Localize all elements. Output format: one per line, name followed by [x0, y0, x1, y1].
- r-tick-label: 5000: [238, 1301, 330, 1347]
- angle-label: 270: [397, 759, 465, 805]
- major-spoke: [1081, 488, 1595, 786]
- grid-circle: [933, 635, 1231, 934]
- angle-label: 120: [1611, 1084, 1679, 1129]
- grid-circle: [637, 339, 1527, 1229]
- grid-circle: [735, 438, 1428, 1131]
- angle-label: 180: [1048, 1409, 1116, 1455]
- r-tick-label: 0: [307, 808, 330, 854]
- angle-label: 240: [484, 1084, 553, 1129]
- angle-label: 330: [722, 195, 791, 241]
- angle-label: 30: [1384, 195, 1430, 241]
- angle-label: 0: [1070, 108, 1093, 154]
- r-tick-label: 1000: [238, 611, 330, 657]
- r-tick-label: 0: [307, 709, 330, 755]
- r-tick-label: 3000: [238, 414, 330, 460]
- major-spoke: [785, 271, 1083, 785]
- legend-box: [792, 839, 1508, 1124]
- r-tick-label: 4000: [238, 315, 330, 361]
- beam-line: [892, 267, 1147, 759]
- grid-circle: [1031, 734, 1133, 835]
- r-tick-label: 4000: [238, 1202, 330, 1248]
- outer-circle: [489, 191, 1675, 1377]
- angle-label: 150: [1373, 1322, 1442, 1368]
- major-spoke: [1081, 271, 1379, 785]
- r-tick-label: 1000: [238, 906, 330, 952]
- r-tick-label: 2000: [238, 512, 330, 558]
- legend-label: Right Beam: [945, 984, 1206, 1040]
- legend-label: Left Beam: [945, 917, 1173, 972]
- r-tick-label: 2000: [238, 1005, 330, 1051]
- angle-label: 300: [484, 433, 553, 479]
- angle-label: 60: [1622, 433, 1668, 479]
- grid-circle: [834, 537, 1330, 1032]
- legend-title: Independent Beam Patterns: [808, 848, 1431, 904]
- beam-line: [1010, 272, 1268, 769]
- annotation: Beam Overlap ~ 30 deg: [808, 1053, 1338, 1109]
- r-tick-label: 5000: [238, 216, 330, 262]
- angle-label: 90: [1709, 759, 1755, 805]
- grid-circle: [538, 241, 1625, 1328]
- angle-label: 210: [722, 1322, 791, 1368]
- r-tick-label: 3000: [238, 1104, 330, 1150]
------------------------
#### Problem to solve
Could you give the records again from the start through the line with "- grid-circle: [1031, 734, 1133, 835]", with "major-spoke" swapped for "radial-spoke" and everything else left unchanged?

#### The output
Localize all elements. Output format: one per line, name followed by [x0, y0, x1, y1].
- r-tick-label: 5000: [238, 1301, 330, 1347]
- angle-label: 270: [397, 759, 465, 805]
- radial-spoke: [1081, 488, 1595, 786]
- grid-circle: [933, 635, 1231, 934]
- angle-label: 120: [1611, 1084, 1679, 1129]
- grid-circle: [637, 339, 1527, 1229]
- grid-circle: [735, 438, 1428, 1131]
- angle-label: 180: [1048, 1409, 1116, 1455]
- r-tick-label: 0: [307, 808, 330, 854]
- angle-label: 240: [484, 1084, 553, 1129]
- angle-label: 330: [722, 195, 791, 241]
- angle-label: 30: [1384, 195, 1430, 241]
- angle-label: 0: [1070, 108, 1093, 154]
- r-tick-label: 1000: [238, 611, 330, 657]
- r-tick-label: 0: [307, 709, 330, 755]
- r-tick-label: 3000: [238, 414, 330, 460]
- radial-spoke: [785, 271, 1083, 785]
- legend-box: [792, 839, 1508, 1124]
- r-tick-label: 4000: [238, 315, 330, 361]
- beam-line: [892, 267, 1147, 759]
- grid-circle: [1031, 734, 1133, 835]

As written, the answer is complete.